• **Objective**
For this exercise, copy out each line of the material below that includes "caption".

Saved data entries:
········

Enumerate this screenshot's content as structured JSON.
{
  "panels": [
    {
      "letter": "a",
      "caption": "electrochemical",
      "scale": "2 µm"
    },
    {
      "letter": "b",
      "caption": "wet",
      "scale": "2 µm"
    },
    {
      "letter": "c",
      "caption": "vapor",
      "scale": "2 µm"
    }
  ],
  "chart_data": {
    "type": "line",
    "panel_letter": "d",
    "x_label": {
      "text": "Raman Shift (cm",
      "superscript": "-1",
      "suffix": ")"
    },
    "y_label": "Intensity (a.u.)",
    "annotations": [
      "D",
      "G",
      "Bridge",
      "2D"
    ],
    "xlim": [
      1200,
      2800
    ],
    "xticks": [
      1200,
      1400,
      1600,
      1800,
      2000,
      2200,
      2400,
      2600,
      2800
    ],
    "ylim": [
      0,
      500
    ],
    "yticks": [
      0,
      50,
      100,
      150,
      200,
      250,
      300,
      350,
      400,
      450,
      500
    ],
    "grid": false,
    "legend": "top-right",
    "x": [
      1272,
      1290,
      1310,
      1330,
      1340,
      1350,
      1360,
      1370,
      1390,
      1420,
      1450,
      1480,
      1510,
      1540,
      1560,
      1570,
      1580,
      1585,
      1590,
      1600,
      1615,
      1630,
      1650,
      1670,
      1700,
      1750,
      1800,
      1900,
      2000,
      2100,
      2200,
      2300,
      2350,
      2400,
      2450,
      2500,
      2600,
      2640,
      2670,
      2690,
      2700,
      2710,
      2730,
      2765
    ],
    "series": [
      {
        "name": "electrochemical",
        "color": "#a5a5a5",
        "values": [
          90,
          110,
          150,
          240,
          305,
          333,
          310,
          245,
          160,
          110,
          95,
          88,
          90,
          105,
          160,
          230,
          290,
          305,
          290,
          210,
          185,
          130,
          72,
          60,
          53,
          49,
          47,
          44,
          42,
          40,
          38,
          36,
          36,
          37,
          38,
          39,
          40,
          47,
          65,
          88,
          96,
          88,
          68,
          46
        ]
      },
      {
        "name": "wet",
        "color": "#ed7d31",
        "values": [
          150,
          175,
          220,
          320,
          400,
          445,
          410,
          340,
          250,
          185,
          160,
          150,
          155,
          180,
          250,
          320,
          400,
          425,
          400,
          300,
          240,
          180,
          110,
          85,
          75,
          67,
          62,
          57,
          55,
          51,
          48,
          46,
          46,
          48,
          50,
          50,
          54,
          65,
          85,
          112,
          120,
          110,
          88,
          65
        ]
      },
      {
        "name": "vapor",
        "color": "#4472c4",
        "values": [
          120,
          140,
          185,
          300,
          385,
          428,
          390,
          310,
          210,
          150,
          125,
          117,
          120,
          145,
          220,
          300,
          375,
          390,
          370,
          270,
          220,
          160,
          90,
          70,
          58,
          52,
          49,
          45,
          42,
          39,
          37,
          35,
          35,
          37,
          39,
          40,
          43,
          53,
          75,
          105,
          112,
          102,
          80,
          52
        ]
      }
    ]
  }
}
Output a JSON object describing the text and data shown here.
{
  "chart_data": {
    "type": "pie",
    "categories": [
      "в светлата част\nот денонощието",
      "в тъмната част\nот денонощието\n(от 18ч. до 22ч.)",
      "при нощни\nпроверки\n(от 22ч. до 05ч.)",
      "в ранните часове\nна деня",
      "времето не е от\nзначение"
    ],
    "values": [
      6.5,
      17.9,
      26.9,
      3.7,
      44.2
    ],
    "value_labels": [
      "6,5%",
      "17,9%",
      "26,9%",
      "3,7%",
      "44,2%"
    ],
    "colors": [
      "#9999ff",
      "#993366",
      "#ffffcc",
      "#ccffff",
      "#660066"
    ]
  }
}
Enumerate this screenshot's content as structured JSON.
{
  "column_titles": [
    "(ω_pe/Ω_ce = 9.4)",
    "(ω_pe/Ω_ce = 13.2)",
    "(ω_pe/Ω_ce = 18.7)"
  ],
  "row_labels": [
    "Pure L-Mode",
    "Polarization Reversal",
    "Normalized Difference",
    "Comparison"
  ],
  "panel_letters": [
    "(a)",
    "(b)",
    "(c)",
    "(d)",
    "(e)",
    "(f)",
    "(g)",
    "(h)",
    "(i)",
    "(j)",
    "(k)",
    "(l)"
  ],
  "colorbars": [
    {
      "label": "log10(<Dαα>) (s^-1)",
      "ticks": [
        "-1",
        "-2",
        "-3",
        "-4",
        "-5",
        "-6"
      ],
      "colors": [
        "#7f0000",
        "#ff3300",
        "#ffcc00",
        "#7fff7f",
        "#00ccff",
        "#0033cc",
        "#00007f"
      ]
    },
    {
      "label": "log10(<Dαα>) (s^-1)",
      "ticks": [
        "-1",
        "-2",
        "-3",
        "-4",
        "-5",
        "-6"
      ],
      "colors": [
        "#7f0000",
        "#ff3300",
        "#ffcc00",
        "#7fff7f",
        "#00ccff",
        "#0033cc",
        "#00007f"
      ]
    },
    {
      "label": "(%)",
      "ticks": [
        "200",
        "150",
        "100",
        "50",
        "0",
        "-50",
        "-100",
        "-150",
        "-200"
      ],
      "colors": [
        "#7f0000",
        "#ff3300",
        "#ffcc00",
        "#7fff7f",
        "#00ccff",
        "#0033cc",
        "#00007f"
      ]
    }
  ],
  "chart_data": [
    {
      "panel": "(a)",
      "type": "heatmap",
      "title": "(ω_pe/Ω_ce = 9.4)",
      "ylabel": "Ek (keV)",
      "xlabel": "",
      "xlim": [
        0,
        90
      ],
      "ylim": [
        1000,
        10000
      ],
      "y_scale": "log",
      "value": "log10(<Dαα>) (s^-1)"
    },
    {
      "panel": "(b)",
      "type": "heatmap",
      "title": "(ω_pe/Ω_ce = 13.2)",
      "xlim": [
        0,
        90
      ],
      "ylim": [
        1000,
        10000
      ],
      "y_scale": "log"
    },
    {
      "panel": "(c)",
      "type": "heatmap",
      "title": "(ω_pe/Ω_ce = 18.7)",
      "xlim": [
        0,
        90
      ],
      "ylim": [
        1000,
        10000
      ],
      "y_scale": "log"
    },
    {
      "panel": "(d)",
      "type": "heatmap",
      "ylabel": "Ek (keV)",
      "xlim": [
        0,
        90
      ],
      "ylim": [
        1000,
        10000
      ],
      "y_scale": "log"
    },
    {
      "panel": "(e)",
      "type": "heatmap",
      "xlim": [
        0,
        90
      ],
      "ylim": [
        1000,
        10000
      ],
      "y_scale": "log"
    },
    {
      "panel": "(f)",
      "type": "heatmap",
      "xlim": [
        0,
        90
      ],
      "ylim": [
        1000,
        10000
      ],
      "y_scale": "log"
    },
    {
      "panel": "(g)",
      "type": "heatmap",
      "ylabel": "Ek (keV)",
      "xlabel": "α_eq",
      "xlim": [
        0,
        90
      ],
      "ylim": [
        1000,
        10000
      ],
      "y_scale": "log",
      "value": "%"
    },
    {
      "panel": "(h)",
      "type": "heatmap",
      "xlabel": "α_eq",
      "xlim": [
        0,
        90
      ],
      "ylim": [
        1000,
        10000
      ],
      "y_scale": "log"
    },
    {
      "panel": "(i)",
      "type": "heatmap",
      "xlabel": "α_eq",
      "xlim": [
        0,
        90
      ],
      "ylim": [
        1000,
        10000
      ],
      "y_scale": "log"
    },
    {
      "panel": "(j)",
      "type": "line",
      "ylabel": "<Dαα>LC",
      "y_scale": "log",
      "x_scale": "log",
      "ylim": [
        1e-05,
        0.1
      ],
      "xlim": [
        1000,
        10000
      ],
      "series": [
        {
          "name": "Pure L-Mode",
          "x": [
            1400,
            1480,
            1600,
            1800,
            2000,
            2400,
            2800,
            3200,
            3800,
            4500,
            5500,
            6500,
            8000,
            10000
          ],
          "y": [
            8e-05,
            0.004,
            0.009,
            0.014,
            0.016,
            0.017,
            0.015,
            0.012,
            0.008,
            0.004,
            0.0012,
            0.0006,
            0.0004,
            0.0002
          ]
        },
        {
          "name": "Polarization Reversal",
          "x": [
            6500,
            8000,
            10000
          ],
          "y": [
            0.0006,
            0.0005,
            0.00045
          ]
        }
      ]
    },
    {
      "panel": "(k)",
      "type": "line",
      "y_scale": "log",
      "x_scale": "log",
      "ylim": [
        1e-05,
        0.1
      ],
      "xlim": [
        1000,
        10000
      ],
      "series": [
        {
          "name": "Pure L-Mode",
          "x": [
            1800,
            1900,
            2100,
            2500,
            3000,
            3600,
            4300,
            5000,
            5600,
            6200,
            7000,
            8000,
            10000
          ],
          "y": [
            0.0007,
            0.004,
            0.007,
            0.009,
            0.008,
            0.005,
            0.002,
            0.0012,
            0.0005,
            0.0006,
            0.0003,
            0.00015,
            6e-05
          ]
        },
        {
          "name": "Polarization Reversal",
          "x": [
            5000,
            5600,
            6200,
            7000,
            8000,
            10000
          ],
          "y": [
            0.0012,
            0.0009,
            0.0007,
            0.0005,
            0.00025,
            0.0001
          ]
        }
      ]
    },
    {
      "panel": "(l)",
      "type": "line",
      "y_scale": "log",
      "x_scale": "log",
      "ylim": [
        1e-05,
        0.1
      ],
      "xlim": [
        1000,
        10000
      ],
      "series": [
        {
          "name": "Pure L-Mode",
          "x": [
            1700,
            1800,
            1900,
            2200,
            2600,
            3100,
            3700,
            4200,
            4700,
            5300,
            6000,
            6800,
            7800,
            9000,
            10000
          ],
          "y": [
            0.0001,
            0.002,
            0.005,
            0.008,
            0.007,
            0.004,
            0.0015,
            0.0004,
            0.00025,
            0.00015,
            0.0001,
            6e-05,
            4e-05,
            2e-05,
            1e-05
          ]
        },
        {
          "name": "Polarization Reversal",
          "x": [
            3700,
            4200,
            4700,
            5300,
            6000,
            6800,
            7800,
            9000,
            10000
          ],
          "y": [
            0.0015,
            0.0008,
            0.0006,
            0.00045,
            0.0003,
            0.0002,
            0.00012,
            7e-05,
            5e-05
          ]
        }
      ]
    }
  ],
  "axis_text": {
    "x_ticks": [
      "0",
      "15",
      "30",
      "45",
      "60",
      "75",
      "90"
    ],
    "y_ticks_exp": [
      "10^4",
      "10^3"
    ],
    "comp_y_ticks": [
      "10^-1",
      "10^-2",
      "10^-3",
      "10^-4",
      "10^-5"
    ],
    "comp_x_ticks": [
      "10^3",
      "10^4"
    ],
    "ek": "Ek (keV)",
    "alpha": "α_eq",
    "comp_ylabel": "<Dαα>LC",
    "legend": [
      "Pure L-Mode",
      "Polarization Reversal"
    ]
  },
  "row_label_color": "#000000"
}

········

• **Final result**
      "caption": "electrochemical",
      "caption": "wet",
      "caption": "vapor",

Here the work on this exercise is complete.